### The request:
State the count of lines below in which the word "this" appears, and add nothing.

### Exercise materials:

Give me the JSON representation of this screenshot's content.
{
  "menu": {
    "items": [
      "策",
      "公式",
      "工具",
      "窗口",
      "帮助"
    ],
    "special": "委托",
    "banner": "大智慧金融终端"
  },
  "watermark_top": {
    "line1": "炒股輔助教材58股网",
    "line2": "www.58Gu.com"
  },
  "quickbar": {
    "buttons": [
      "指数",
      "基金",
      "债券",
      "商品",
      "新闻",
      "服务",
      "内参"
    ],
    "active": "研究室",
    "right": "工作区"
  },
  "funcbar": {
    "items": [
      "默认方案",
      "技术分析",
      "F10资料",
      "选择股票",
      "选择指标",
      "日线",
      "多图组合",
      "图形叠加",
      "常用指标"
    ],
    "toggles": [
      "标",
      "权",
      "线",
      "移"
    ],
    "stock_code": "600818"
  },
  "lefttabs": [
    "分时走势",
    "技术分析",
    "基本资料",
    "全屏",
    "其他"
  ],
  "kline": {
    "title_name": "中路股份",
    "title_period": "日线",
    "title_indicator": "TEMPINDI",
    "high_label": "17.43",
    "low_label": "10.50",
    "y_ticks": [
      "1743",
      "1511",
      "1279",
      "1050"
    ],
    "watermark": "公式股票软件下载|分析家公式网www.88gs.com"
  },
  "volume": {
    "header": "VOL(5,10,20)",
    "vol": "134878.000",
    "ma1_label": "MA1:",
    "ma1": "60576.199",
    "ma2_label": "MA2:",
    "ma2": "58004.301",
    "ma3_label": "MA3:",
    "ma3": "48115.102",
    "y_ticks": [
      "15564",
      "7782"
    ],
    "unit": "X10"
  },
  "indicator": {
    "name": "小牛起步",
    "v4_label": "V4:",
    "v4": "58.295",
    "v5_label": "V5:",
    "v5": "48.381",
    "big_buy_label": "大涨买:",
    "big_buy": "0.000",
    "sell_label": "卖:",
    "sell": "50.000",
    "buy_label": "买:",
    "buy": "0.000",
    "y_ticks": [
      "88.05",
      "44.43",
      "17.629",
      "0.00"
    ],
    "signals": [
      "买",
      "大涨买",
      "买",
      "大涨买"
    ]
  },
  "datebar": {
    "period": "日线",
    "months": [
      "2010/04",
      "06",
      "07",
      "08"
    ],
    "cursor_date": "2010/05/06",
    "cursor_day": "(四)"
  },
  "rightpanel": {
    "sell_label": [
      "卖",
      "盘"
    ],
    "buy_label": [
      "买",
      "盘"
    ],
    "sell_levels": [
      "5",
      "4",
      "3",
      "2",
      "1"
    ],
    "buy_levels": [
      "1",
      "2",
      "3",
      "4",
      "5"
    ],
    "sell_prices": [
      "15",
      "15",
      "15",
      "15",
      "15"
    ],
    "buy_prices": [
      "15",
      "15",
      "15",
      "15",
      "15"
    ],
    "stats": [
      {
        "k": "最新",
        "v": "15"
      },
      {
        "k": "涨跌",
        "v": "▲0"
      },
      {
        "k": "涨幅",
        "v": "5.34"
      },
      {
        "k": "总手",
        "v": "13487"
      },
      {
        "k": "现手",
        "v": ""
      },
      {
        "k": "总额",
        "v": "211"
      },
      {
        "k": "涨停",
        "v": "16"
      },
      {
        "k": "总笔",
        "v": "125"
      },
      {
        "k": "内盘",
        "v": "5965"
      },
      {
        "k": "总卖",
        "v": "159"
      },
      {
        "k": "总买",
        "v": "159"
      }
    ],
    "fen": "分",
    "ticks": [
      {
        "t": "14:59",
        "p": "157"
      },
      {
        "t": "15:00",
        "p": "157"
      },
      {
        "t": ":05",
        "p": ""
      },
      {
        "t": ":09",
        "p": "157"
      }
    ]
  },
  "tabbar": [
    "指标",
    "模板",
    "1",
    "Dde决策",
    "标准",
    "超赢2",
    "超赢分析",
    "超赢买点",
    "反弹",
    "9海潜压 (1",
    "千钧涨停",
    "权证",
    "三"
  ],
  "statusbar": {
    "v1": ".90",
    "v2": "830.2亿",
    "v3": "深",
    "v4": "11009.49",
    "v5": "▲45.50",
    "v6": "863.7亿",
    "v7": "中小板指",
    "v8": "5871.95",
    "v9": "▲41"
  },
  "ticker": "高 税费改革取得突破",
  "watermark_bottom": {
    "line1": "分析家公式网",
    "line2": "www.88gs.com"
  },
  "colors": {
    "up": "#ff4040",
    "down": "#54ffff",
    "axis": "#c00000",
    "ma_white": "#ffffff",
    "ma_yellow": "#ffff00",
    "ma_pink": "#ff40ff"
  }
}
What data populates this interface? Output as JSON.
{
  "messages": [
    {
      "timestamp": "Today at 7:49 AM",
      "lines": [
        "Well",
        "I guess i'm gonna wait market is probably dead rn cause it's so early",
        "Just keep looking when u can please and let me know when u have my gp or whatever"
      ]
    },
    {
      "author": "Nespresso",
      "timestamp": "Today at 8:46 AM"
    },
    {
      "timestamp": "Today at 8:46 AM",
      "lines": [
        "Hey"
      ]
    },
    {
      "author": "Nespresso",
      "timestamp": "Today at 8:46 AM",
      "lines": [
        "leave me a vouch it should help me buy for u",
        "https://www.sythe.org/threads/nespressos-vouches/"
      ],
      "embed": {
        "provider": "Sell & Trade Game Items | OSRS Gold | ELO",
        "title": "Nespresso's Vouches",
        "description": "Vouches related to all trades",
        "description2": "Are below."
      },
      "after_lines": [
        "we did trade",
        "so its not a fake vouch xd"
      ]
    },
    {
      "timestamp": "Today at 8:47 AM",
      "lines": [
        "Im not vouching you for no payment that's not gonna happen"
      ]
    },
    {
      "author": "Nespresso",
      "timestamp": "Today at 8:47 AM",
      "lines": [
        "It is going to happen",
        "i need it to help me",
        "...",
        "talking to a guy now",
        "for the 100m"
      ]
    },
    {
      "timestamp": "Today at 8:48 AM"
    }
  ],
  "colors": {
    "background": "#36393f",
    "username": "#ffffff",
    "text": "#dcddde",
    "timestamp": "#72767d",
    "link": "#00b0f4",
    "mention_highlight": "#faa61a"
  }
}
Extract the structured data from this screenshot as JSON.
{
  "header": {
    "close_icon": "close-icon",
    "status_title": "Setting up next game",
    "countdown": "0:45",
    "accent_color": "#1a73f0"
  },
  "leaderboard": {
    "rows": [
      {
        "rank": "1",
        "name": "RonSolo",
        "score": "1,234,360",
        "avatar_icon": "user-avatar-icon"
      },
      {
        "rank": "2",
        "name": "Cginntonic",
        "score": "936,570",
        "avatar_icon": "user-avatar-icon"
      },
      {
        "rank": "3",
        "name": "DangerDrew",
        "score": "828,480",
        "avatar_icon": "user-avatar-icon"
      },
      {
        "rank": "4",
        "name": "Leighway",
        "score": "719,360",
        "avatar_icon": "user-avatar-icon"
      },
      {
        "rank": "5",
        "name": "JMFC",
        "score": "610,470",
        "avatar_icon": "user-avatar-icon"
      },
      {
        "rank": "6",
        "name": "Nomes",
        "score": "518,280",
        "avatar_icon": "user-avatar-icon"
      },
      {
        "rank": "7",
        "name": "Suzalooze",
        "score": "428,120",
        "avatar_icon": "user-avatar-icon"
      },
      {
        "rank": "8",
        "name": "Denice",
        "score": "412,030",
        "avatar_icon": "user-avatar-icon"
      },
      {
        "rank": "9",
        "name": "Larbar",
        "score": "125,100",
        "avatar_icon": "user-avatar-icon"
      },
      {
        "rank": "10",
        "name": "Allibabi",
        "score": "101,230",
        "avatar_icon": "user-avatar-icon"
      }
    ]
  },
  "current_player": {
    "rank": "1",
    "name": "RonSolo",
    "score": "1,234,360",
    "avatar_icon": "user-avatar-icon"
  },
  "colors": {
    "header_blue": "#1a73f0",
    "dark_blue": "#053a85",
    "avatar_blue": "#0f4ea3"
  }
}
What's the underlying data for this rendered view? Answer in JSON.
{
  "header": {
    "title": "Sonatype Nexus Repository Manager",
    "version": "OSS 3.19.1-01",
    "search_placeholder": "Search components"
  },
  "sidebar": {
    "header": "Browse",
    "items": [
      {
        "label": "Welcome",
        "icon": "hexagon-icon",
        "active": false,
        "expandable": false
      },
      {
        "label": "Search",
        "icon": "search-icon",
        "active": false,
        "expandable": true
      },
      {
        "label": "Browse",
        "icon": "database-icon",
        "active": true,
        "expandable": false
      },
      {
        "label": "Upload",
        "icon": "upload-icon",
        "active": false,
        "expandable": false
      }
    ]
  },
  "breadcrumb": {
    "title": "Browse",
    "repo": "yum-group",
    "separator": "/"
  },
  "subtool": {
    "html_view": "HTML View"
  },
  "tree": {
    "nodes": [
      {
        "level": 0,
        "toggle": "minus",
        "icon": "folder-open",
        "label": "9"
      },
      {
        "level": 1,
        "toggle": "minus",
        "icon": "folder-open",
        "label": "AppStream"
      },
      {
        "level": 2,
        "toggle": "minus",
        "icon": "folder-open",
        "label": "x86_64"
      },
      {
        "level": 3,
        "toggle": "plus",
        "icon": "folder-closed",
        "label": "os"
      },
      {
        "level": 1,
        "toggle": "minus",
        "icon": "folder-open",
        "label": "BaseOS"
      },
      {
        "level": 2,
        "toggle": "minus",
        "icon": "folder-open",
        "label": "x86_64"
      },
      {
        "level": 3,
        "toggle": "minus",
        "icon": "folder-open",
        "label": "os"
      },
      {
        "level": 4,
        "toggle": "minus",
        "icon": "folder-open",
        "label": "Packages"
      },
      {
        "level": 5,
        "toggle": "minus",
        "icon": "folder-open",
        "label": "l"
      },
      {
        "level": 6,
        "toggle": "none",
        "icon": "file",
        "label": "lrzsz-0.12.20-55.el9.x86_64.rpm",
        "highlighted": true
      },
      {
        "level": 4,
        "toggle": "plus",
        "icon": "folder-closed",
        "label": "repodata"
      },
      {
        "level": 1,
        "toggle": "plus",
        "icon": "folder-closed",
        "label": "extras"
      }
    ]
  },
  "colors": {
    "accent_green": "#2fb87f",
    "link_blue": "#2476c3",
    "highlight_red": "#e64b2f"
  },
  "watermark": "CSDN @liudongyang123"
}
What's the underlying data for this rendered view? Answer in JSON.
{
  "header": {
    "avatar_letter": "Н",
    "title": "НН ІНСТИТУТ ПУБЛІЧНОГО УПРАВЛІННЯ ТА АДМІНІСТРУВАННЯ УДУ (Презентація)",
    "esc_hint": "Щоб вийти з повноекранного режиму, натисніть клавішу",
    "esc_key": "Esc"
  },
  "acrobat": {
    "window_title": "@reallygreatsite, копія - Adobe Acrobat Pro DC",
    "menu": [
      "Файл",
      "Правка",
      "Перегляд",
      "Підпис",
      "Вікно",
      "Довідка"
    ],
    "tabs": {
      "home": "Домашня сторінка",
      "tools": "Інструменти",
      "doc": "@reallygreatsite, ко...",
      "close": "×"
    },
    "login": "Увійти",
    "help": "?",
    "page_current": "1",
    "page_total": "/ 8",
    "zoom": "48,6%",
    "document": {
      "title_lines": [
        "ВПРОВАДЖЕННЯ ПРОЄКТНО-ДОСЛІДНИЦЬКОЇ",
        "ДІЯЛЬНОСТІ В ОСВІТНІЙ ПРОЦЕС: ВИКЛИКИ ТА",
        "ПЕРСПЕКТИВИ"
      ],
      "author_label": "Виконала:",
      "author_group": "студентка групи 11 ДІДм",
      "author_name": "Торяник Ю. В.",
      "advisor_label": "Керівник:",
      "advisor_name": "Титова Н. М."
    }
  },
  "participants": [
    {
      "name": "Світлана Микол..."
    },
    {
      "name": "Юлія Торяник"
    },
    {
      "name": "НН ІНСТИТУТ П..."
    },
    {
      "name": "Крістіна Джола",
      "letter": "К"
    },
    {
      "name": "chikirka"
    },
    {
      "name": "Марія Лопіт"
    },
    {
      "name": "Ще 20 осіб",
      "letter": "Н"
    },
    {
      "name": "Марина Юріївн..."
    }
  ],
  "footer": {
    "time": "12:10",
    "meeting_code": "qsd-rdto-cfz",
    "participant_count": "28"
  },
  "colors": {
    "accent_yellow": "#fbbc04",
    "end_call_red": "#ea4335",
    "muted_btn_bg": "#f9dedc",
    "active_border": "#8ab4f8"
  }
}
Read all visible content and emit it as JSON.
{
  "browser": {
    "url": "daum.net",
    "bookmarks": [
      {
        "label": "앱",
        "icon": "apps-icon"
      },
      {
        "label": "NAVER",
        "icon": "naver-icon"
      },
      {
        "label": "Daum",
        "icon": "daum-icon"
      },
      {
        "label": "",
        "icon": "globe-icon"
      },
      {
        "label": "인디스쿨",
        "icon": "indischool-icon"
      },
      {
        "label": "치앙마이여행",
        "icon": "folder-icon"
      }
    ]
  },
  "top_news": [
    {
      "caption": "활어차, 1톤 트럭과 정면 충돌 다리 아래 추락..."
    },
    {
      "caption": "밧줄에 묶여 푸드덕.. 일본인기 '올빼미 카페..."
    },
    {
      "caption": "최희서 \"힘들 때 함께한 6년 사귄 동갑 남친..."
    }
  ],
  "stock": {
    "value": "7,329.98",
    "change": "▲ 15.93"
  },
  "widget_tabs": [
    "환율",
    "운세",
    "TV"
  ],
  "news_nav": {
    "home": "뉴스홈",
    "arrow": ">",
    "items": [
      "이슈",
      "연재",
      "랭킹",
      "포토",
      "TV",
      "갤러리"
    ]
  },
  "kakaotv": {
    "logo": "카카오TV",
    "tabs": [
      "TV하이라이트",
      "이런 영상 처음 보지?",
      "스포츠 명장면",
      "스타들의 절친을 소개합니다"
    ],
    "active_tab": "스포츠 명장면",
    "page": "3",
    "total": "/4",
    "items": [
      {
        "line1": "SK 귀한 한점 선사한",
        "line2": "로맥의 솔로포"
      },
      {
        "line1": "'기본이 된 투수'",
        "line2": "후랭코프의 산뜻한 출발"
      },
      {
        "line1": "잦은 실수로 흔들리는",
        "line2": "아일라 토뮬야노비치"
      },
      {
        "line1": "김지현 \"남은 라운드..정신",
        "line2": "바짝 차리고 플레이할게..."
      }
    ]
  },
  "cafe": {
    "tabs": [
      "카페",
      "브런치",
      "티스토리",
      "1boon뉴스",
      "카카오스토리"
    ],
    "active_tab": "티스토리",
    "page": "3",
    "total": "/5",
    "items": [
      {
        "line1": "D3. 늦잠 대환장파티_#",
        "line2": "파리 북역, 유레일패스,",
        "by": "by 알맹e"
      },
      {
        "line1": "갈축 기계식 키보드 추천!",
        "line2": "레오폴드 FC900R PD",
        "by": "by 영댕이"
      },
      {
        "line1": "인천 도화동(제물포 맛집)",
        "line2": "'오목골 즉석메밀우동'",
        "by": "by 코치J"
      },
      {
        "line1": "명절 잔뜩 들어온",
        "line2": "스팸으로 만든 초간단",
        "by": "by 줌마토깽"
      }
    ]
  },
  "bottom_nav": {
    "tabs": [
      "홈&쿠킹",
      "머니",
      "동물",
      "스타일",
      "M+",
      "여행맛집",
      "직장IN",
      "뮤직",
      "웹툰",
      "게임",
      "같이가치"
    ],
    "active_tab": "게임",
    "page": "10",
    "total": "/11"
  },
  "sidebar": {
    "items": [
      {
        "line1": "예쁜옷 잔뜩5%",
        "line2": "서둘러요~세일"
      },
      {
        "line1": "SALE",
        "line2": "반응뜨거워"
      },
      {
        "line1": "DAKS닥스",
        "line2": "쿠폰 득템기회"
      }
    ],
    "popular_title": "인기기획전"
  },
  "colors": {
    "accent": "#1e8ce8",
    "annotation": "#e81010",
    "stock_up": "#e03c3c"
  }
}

### Final answer:
5